Write out every line of the records below, keeping each one unchanged.

Extracted data entries:

-*-

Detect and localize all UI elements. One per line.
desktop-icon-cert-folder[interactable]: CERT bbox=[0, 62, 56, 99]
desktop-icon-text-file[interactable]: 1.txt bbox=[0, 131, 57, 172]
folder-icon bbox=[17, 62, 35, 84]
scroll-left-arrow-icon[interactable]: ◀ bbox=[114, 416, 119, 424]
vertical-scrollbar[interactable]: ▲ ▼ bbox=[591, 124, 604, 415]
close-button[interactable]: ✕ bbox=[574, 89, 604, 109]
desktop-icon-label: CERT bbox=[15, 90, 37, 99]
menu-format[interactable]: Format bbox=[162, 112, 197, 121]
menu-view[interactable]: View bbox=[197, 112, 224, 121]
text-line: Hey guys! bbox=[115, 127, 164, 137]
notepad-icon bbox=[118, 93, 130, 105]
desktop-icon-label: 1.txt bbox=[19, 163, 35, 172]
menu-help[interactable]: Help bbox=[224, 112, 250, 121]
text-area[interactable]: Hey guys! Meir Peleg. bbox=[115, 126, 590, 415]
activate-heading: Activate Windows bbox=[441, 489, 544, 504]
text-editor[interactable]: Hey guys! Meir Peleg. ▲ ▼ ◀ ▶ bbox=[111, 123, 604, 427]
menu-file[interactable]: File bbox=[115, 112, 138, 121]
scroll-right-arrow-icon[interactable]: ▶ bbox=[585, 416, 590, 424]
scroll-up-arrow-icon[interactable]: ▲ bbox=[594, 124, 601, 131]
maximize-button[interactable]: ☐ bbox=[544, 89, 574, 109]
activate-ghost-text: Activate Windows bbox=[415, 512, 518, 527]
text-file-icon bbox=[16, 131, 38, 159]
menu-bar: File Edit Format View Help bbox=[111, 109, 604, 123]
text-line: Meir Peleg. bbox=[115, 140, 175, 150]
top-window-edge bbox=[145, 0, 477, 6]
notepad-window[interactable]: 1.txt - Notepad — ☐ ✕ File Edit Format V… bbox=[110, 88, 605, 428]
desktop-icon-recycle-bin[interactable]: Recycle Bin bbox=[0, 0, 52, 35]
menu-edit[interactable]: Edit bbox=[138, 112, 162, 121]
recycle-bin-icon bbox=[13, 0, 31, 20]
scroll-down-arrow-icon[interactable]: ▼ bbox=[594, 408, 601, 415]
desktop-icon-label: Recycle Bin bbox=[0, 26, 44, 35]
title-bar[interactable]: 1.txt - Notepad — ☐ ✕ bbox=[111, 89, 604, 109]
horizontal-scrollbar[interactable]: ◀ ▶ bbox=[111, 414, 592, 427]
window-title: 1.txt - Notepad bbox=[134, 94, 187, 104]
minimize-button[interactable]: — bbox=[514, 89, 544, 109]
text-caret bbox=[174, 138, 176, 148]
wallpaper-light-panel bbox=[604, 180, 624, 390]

-*-

= Full response =
Detect and localize all UI elements. One per line.
desktop-icon-cert-folder[interactable]: CERT bbox=[0, 62, 56, 99]
desktop-icon-text-file[interactable]: 1.txt bbox=[0, 131, 57, 172]
folder-icon bbox=[17, 62, 35, 84]
scroll-left-arrow-icon[interactable]: ◀ bbox=[114, 416, 119, 424]
vertical-scrollbar[interactable]: ▲ ▼ bbox=[591, 124, 604, 415]
close-button[interactable]: ✕ bbox=[574, 89, 604, 109]
desktop-icon-label: CERT bbox=[15, 90, 37, 99]
menu-format[interactable]: Format bbox=[162, 112, 197, 121]
menu-view[interactable]: View bbox=[197, 112, 224, 121]
text-line: Hey guys! bbox=[115, 127, 164, 137]
notepad-icon bbox=[118, 93, 130, 105]
desktop-icon-label: 1.txt bbox=[19, 163, 35, 172]
menu-help[interactable]: Help bbox=[224, 112, 250, 121]
text-area[interactable]: Hey guys! Meir Peleg. bbox=[115, 126, 590, 415]
activate-heading: Activate Windows bbox=[441, 489, 544, 504]
text-editor[interactable]: Hey guys! Meir Peleg. ▲ ▼ ◀ ▶ bbox=[111, 123, 604, 427]
menu-file[interactable]: File bbox=[115, 112, 138, 121]
scroll-right-arrow-icon[interactable]: ▶ bbox=[585, 416, 590, 424]
scroll-up-arrow-icon[interactable]: ▲ bbox=[594, 124, 601, 131]
maximize-button[interactable]: ☐ bbox=[544, 89, 574, 109]
activate-ghost-text: Activate Windows bbox=[415, 512, 518, 527]
text-file-icon bbox=[16, 131, 38, 159]
menu-bar: File Edit Format View Help bbox=[111, 109, 604, 123]
text-line: Meir Peleg. bbox=[115, 140, 175, 150]
top-window-edge bbox=[145, 0, 477, 6]
notepad-window[interactable]: 1.txt - Notepad — ☐ ✕ File Edit Format V… bbox=[110, 88, 605, 428]
desktop-icon-recycle-bin[interactable]: Recycle Bin bbox=[0, 0, 52, 35]
menu-edit[interactable]: Edit bbox=[138, 112, 162, 121]
recycle-bin-icon bbox=[13, 0, 31, 20]
scroll-down-arrow-icon[interactable]: ▼ bbox=[594, 408, 601, 415]
desktop-icon-label: Recycle Bin bbox=[0, 26, 44, 35]
title-bar[interactable]: 1.txt - Notepad — ☐ ✕ bbox=[111, 89, 604, 109]
horizontal-scrollbar[interactable]: ◀ ▶ bbox=[111, 414, 592, 427]
window-title: 1.txt - Notepad bbox=[134, 94, 187, 104]
minimize-button[interactable]: — bbox=[514, 89, 544, 109]
text-caret bbox=[174, 138, 176, 148]
wallpaper-light-panel bbox=[604, 180, 624, 390]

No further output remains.